### Exercise:
Extract each line containing the string "предусмотрено".

Extracted data entries

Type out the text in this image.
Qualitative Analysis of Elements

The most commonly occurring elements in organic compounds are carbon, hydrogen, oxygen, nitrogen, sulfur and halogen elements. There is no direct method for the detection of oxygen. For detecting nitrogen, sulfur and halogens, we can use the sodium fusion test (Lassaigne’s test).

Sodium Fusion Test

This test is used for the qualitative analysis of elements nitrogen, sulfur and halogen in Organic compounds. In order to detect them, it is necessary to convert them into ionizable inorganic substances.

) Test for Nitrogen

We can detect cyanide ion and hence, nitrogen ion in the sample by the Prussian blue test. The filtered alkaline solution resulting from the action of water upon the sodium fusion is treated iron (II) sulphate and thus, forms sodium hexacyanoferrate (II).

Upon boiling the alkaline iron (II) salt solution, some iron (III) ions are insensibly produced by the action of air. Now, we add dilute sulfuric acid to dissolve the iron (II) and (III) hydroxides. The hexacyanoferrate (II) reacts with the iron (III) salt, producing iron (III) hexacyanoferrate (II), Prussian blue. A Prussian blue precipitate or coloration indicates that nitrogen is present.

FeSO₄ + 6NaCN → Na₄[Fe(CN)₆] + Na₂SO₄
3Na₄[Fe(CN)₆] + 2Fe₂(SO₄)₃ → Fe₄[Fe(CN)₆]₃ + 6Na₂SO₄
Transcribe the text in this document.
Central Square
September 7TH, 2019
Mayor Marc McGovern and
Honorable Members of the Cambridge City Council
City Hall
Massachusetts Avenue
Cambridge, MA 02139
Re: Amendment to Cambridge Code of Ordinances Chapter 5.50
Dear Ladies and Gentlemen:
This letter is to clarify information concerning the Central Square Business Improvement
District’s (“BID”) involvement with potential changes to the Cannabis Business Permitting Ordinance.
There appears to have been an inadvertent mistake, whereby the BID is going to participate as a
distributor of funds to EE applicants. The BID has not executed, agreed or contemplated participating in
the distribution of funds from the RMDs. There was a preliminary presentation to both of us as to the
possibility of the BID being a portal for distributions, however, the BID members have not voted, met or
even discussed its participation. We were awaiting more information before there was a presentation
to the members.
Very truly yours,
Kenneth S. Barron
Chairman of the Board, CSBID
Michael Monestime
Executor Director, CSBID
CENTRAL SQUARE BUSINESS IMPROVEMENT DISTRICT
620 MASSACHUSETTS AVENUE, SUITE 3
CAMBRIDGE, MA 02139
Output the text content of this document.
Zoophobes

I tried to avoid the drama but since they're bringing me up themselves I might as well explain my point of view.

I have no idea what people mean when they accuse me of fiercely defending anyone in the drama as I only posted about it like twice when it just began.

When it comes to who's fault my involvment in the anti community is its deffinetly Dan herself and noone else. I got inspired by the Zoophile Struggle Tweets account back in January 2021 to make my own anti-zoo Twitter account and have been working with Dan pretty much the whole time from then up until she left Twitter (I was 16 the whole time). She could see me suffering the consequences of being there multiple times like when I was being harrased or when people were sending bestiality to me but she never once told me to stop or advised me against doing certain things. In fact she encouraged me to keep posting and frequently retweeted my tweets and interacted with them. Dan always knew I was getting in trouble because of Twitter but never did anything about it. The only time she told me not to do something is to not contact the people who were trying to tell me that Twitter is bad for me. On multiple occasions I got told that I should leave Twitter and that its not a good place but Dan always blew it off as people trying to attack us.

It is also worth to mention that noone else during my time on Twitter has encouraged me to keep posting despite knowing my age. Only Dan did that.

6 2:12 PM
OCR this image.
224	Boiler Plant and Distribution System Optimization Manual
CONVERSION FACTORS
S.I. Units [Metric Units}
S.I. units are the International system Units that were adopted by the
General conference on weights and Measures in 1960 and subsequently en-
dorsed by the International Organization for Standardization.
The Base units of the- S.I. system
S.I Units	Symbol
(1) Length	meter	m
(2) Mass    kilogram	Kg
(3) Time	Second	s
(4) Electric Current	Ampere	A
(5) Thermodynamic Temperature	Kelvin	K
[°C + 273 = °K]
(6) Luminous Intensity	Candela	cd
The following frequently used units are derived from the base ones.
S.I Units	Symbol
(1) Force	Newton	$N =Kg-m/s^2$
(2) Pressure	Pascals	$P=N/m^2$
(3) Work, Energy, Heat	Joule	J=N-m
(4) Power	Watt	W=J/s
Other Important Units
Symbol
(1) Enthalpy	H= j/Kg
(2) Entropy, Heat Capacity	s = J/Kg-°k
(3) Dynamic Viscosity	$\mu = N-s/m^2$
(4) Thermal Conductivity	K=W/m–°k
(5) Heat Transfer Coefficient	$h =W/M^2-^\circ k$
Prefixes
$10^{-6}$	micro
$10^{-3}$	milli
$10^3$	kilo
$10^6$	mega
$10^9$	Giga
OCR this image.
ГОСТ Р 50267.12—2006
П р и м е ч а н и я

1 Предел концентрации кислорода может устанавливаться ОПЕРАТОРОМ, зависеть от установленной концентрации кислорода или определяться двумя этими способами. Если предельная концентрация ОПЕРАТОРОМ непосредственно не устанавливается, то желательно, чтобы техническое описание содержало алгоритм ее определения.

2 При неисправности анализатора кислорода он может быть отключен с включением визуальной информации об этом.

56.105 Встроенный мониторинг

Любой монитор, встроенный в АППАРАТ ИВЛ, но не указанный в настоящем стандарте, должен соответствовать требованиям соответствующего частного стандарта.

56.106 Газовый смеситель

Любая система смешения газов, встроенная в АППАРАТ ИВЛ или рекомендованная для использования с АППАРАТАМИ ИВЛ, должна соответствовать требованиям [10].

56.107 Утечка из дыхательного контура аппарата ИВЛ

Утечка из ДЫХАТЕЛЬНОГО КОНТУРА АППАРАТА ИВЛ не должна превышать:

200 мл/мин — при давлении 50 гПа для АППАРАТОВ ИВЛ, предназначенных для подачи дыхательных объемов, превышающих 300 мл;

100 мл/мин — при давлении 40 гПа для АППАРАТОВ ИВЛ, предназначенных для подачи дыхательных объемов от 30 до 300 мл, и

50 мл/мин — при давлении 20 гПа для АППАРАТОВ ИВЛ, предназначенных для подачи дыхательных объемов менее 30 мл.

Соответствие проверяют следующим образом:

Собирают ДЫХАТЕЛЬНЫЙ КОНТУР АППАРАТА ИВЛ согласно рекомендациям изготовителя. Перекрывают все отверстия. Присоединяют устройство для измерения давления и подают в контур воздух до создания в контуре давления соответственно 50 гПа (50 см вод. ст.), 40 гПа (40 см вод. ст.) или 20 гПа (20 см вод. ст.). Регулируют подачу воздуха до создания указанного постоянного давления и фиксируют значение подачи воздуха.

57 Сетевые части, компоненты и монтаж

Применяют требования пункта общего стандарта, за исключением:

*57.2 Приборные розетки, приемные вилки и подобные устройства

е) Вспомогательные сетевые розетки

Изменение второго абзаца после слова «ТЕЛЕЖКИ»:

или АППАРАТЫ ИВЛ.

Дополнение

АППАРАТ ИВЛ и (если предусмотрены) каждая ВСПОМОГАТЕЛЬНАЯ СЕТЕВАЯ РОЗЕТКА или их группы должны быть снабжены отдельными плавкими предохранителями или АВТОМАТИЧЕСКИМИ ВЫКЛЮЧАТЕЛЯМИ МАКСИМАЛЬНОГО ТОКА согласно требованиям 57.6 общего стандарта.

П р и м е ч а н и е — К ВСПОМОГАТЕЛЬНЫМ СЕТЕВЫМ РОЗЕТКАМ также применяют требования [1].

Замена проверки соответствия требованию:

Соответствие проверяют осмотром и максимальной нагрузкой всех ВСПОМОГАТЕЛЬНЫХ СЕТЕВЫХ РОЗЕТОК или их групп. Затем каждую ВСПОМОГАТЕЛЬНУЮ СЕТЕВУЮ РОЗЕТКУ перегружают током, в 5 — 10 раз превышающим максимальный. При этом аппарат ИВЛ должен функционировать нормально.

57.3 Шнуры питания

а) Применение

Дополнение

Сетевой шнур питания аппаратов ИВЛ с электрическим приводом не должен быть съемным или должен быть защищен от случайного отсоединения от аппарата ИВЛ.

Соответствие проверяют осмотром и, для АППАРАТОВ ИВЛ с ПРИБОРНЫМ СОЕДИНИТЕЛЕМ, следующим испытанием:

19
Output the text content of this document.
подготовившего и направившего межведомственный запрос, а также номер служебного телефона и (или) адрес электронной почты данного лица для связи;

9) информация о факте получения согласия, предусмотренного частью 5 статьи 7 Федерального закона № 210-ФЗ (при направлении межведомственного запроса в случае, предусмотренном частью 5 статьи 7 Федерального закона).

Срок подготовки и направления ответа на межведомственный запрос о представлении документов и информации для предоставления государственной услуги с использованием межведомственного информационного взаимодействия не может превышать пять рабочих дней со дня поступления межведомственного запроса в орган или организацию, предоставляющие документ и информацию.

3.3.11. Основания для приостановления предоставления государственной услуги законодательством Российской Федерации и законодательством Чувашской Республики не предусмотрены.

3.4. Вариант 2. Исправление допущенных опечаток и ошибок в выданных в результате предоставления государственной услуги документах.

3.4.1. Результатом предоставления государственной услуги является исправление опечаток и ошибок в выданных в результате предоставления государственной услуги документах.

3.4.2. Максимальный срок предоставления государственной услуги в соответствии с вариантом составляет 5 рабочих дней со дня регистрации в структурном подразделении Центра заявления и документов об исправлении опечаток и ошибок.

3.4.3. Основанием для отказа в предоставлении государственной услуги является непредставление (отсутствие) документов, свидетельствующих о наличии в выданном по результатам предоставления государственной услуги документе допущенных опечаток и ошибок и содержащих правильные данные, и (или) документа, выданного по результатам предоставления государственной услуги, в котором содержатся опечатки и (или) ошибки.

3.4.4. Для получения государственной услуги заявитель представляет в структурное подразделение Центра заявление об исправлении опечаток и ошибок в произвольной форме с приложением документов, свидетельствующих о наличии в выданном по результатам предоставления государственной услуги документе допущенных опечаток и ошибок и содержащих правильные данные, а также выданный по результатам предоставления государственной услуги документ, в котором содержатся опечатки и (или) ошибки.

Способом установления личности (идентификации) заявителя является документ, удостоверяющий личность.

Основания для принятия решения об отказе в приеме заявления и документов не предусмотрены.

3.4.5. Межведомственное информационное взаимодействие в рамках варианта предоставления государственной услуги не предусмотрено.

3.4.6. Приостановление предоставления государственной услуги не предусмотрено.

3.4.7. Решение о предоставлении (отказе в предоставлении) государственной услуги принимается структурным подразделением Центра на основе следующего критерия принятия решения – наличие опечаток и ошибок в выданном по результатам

### Solution:
3.4.5. Межведомственное информационное взаимодействие в рамках варианта предоставления государственной услуги не предусмотрено.
3.4.6. Приостановление предоставления государственной услуги не предусмотрено.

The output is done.